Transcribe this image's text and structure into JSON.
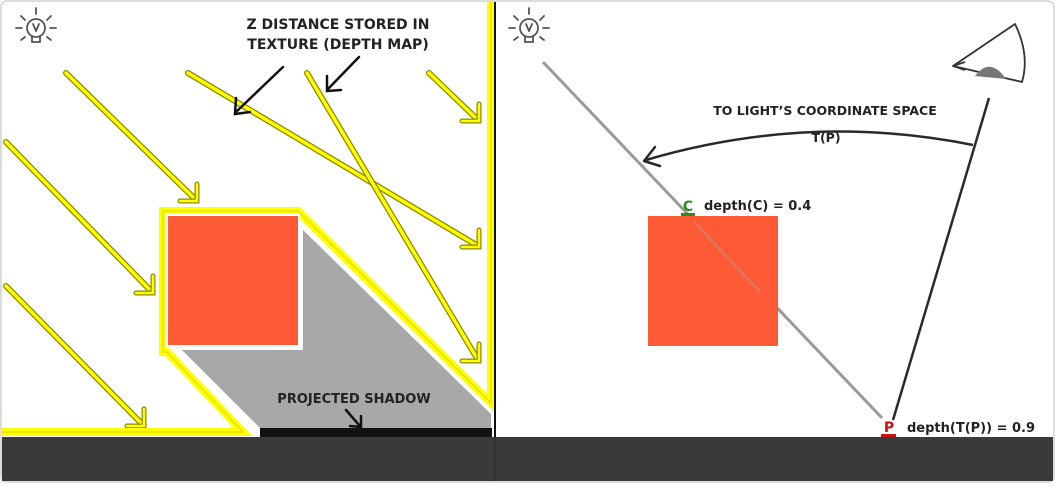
{
  "left_panel": {
    "callout_top_line1": "Z DISTANCE STORED IN",
    "callout_top_line2": "TEXTURE (DEPTH MAP)",
    "callout_bottom": "PROJECTED SHADOW",
    "light_icon": "lightbulb-icon"
  },
  "right_panel": {
    "transform_label": "TO LIGHT’S COORDINATE SPACE",
    "transform_fn": "T(P)",
    "point_c": "C",
    "depth_c": "depth(C) = 0.4",
    "point_p": "P",
    "depth_p": "depth(T(P)) = 0.9",
    "light_icon": "lightbulb-icon",
    "camera_icon": "camera-eye-icon"
  },
  "colors": {
    "yellow": "#ffff00",
    "cube": "#ff5a36",
    "shadow": "#a8a8a8",
    "ground": "#3a3a3a",
    "point_c": "#2e8b1f",
    "point_p": "#cc1111"
  }
}
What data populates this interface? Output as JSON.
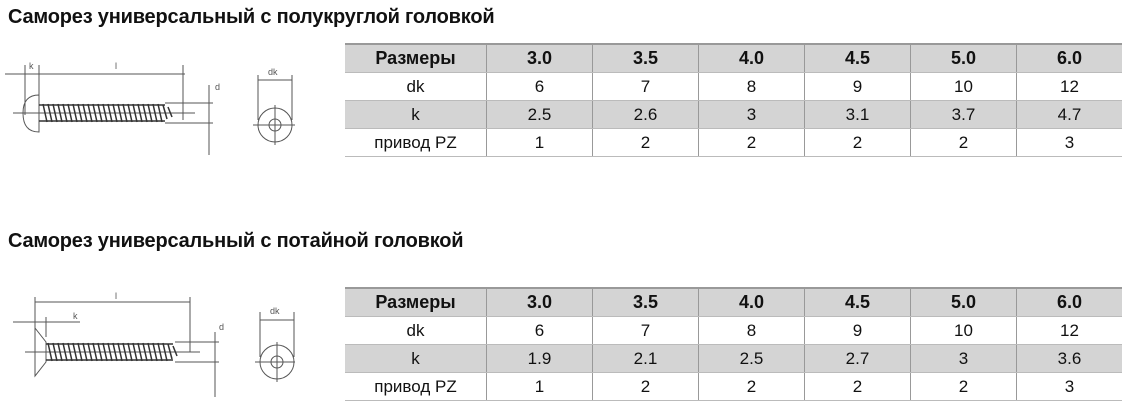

****

● SET EXERCISE:
In the entries above, find each line with the word "icon" and show it.

● ANSWER FOR THE TASK:
    "light_icon": "lightbulb-icon"
    "light_icon": "lightbulb-icon",
    "camera_icon": "camera-eye-icon"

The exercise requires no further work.